(Task description) Pick out the lines below with "this" and list them.

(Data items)
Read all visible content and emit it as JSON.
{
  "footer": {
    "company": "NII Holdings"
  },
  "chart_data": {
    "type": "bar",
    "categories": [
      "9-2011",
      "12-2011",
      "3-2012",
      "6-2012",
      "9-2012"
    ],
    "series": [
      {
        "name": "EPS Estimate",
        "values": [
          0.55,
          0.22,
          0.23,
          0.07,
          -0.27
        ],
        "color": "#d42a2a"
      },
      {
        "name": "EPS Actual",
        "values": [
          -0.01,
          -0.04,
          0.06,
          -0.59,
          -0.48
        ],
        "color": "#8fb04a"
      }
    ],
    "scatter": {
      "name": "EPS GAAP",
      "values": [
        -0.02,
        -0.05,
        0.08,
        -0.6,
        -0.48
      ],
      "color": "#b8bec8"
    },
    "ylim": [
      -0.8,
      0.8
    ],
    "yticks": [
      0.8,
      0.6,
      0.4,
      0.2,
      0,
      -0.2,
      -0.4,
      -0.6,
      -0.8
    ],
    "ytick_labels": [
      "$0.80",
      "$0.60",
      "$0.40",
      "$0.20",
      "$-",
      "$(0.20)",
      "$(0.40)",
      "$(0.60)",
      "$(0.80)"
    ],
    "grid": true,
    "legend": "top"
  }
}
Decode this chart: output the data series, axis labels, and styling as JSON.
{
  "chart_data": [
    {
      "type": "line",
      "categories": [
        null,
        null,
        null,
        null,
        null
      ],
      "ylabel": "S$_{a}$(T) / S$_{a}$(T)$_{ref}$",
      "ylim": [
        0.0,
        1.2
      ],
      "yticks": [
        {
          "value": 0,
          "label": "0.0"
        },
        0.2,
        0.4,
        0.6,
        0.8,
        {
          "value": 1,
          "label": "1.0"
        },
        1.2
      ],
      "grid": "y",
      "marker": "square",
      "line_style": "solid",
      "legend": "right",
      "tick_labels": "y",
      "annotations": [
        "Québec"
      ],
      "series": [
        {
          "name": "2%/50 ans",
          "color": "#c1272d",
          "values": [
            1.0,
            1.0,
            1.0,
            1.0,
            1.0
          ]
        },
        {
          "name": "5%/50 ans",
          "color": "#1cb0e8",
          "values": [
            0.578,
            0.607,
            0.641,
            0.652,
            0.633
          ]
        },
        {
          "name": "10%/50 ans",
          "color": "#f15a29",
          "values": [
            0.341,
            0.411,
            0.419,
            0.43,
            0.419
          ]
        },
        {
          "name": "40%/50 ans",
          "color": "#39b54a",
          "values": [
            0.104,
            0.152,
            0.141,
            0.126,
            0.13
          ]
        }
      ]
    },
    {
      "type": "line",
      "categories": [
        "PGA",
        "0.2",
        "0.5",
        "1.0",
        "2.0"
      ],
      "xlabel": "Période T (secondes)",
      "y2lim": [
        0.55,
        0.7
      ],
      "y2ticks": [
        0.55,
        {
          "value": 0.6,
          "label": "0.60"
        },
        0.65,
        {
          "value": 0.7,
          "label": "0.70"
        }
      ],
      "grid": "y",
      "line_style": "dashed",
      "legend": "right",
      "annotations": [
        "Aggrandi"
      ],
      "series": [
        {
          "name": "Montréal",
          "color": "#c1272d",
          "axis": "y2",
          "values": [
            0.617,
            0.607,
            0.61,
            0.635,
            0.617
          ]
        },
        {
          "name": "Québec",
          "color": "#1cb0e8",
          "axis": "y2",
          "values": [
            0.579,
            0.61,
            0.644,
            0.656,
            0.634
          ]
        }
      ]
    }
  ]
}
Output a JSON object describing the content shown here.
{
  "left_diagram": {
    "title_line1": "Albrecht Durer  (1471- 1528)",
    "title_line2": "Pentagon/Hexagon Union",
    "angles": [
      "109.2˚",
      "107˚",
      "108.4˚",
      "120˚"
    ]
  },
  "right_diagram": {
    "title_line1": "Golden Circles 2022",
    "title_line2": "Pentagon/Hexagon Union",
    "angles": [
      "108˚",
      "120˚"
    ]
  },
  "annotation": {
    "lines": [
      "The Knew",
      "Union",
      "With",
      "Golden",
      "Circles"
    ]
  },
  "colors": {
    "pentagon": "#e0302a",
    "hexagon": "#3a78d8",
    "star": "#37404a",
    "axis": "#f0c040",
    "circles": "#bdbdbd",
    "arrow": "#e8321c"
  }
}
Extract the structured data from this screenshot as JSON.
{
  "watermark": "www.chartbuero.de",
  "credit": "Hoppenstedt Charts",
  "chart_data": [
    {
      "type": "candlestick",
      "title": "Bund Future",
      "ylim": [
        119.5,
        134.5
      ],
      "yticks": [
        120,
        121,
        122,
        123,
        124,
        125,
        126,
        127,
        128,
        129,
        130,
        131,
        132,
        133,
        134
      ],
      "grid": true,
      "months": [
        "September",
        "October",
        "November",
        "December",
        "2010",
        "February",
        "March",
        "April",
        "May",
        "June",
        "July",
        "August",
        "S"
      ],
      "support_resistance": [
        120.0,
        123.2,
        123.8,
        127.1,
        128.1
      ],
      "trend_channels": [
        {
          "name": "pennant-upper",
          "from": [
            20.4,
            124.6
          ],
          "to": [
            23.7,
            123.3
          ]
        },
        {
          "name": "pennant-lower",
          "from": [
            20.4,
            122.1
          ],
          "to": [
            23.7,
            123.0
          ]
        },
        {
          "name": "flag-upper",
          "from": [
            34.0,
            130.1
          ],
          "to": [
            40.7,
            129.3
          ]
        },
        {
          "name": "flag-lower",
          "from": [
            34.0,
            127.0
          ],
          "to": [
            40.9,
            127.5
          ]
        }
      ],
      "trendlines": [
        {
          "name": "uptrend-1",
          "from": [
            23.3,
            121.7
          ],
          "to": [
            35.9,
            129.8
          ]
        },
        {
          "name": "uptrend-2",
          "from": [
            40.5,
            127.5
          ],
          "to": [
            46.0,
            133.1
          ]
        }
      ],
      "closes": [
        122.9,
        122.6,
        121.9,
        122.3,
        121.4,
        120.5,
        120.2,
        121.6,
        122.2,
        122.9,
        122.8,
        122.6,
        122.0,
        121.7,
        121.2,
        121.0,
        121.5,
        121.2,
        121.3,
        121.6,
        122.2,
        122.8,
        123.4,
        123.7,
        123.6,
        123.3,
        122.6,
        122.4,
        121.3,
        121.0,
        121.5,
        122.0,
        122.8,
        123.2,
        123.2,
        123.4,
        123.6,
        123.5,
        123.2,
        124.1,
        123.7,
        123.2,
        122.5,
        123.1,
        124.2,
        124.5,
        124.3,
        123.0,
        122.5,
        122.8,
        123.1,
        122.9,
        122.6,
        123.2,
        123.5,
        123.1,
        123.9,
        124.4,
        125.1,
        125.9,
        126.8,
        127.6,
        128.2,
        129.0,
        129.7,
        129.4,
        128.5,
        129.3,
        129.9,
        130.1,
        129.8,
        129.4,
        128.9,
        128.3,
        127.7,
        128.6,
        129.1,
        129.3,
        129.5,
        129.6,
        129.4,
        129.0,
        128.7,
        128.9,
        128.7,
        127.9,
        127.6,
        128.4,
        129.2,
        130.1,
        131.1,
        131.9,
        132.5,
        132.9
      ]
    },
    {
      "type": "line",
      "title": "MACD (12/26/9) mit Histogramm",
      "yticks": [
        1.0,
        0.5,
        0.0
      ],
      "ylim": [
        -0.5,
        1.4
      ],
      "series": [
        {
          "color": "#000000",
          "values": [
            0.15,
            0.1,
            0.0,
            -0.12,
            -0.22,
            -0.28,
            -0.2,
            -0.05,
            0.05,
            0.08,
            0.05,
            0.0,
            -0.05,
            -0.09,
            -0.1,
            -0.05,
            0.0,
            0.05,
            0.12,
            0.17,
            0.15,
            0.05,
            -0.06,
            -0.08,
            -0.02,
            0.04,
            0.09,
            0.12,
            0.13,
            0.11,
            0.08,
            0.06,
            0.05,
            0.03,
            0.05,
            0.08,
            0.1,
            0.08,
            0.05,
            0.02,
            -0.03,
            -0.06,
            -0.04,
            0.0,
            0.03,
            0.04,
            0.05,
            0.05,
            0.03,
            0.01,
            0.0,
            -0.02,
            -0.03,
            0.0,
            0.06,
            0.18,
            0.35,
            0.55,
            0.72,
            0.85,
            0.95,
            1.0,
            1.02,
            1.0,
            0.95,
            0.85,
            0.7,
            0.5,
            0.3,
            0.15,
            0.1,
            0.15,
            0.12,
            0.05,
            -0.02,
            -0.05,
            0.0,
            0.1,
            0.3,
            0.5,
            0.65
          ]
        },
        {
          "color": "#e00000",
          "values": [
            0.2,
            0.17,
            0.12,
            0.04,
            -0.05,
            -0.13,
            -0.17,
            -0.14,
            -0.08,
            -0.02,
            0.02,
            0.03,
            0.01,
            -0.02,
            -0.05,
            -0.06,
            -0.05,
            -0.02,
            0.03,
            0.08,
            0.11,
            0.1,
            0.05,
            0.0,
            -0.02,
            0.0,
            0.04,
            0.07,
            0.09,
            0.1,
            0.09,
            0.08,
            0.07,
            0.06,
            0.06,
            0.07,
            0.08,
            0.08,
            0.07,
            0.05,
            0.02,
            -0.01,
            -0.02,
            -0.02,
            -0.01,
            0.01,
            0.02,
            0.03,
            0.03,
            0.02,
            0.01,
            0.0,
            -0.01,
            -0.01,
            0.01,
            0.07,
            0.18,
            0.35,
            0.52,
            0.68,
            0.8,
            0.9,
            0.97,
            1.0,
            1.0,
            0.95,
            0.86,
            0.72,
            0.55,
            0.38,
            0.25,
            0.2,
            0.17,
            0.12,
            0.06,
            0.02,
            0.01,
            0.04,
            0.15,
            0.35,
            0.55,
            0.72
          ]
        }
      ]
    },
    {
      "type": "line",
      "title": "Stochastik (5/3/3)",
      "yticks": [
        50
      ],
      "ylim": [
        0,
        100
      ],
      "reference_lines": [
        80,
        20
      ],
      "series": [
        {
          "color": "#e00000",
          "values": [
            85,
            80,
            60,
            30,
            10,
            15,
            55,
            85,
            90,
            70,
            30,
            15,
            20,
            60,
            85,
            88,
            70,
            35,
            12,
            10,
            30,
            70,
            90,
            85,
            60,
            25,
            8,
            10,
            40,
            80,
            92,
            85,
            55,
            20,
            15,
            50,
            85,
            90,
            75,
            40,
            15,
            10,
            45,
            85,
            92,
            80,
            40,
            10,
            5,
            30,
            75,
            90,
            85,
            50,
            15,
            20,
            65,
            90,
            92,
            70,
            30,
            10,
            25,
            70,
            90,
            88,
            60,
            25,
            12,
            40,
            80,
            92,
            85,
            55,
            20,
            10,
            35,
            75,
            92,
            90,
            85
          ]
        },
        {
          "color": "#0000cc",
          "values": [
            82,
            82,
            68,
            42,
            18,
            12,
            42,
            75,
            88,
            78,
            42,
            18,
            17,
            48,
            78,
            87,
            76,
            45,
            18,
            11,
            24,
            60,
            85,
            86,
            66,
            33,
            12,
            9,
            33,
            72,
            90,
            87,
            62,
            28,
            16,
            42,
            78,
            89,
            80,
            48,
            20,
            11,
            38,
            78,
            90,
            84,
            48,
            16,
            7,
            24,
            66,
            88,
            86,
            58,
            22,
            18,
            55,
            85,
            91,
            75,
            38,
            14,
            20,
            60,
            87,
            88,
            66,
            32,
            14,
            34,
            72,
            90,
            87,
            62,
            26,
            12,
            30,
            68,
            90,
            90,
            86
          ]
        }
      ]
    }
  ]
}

(Output of the task)
Decode this chart: output the data series, axis labels, and styling as JSON.
Extract the structured data from this screenshot as JSON.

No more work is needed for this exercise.